SET TASK ::
Locate every line in the listing below that contains the word "Memory", matching case exactly, and copy each of those lines.

Region boundary data
++++++++

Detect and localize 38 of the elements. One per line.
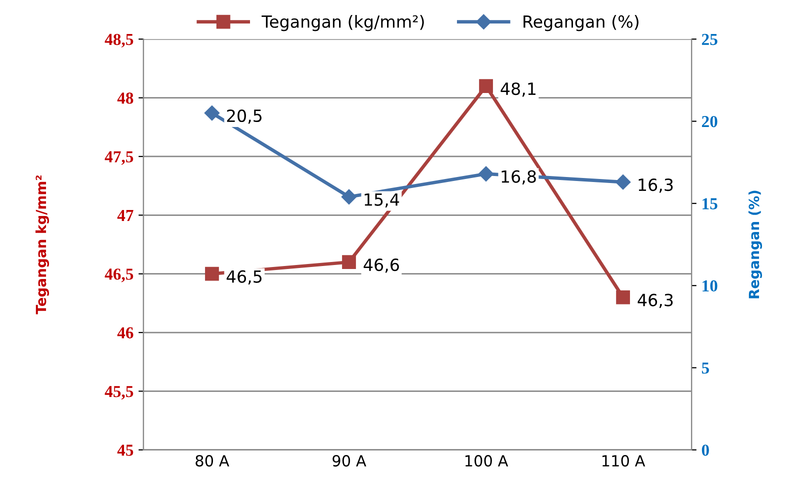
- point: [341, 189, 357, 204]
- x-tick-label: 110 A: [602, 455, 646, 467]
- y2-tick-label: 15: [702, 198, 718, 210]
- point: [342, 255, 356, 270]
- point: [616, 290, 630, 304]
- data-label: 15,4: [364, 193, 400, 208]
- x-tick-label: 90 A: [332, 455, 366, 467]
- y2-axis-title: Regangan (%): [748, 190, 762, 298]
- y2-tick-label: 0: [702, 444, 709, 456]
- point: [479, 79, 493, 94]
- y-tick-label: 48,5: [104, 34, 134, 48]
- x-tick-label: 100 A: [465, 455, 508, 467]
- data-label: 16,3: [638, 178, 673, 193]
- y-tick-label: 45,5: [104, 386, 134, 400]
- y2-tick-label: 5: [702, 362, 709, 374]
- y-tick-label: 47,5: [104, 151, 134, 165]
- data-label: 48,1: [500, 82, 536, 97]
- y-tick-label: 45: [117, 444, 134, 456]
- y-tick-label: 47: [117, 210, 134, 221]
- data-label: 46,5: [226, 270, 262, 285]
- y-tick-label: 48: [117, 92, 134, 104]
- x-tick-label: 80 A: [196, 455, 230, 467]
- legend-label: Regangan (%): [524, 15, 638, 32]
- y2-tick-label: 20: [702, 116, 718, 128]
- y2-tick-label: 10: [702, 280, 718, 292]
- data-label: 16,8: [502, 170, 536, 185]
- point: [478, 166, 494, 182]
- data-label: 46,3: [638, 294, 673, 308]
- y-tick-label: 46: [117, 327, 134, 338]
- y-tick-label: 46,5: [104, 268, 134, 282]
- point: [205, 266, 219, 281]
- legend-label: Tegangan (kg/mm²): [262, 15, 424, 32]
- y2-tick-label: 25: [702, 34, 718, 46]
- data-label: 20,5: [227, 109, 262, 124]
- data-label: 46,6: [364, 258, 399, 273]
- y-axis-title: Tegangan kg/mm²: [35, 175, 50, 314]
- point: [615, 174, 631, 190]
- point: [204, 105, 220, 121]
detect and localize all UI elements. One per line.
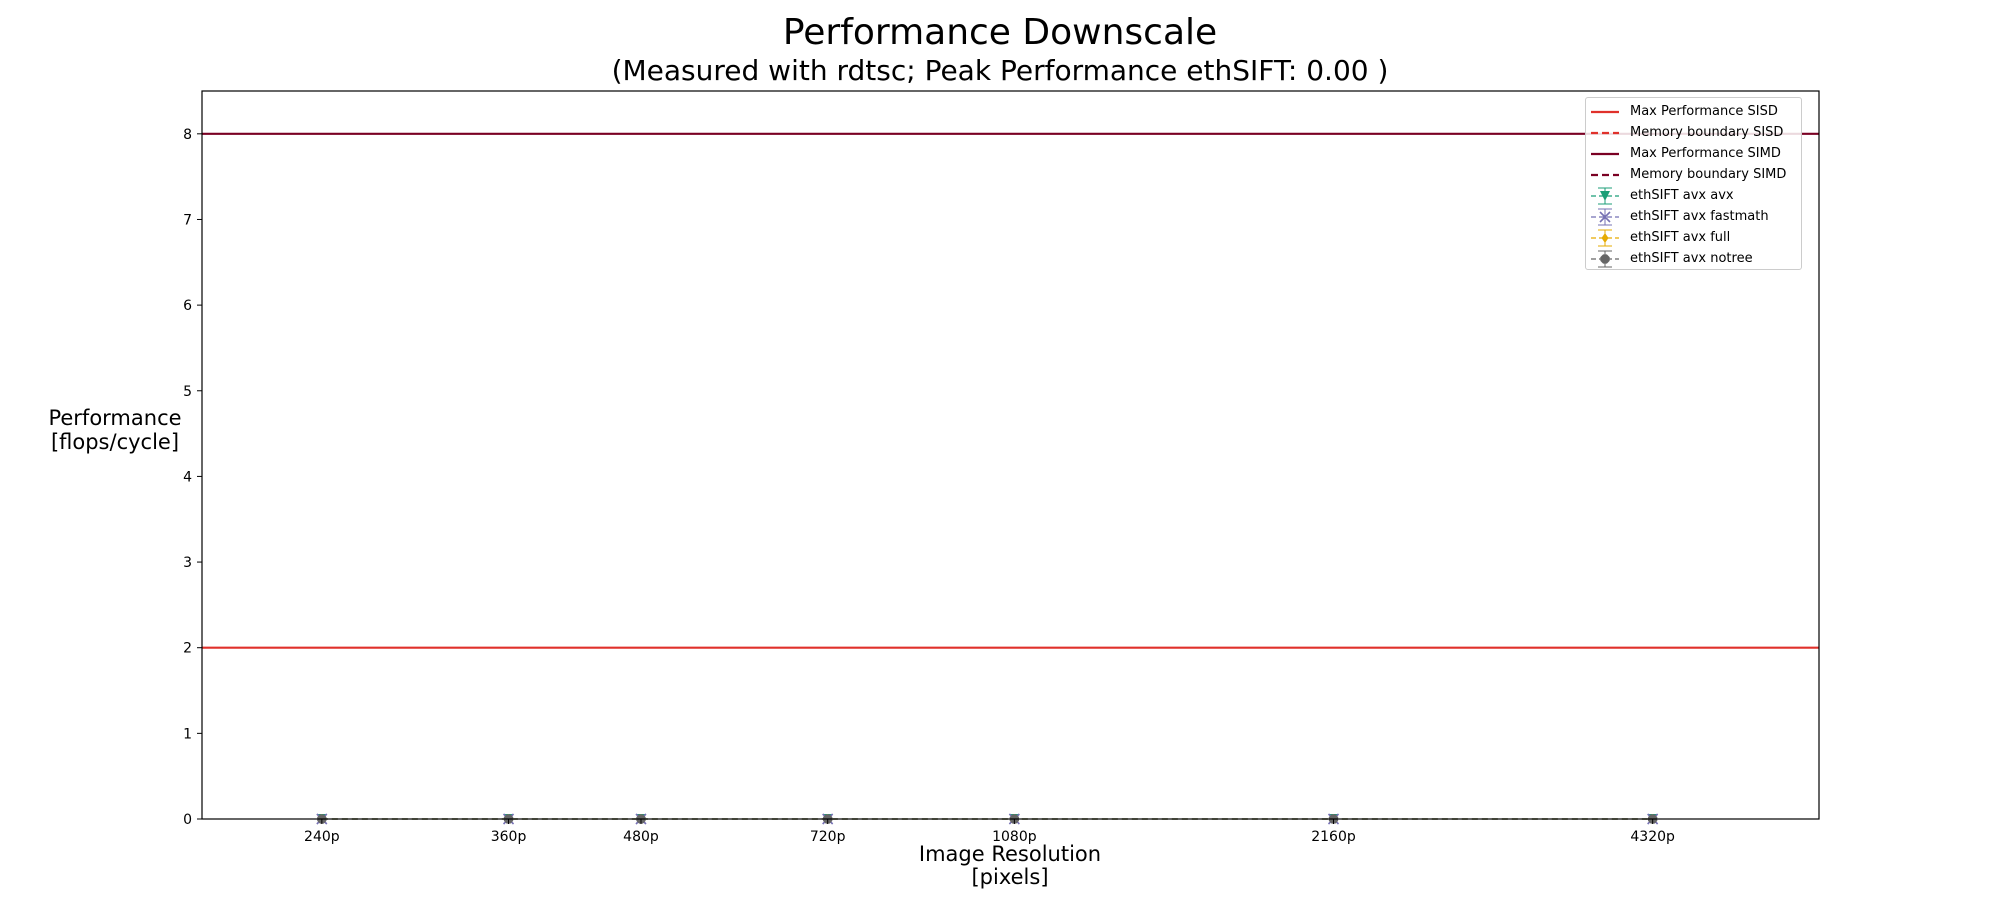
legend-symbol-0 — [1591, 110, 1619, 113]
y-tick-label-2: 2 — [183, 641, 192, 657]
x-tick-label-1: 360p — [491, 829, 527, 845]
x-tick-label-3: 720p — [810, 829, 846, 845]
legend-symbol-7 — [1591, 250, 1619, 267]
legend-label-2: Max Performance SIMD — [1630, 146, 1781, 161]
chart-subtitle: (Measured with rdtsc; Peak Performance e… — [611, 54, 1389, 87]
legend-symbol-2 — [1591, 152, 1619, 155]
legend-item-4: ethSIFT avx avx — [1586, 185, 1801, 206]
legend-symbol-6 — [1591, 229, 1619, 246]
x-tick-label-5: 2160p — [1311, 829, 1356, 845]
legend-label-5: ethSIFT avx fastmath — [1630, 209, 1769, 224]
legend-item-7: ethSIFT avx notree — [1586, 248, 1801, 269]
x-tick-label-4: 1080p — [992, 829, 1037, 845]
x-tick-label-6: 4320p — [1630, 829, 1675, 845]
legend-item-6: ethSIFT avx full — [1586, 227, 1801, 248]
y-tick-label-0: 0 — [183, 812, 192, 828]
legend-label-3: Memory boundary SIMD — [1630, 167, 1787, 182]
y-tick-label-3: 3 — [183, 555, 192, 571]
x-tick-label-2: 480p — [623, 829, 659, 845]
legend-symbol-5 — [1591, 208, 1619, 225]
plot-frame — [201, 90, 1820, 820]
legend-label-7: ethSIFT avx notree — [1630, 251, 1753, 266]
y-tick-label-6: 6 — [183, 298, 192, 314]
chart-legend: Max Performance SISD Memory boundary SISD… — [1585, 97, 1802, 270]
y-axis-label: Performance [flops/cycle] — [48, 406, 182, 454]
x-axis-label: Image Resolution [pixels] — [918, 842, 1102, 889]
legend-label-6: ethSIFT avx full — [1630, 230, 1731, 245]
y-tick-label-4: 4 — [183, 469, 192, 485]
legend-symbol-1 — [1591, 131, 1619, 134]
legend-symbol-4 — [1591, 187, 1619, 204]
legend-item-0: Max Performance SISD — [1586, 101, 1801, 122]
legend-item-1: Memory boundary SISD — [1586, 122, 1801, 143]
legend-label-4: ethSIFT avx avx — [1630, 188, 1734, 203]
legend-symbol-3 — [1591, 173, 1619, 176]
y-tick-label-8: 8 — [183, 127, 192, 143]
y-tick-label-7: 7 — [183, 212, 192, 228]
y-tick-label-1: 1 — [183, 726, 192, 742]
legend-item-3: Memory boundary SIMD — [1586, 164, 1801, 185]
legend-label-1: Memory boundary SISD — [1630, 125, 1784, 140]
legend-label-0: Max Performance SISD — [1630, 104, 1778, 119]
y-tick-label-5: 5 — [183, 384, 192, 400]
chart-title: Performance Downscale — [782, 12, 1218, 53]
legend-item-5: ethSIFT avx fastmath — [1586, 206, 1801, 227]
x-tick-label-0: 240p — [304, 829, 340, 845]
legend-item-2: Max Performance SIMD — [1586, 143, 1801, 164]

++++++++

RESULT ::
legend-label-3: Memory boundary SIMD — [1630, 167, 1787, 182]
chart-legend: Max Performance SISD Memory boundary SISD… — [1585, 97, 1802, 270]
legend-item-1: Memory boundary SISD — [1586, 122, 1801, 143]
legend-item-3: Memory boundary SIMD — [1586, 164, 1801, 185]
legend-label-1: Memory boundary SISD — [1630, 125, 1784, 140]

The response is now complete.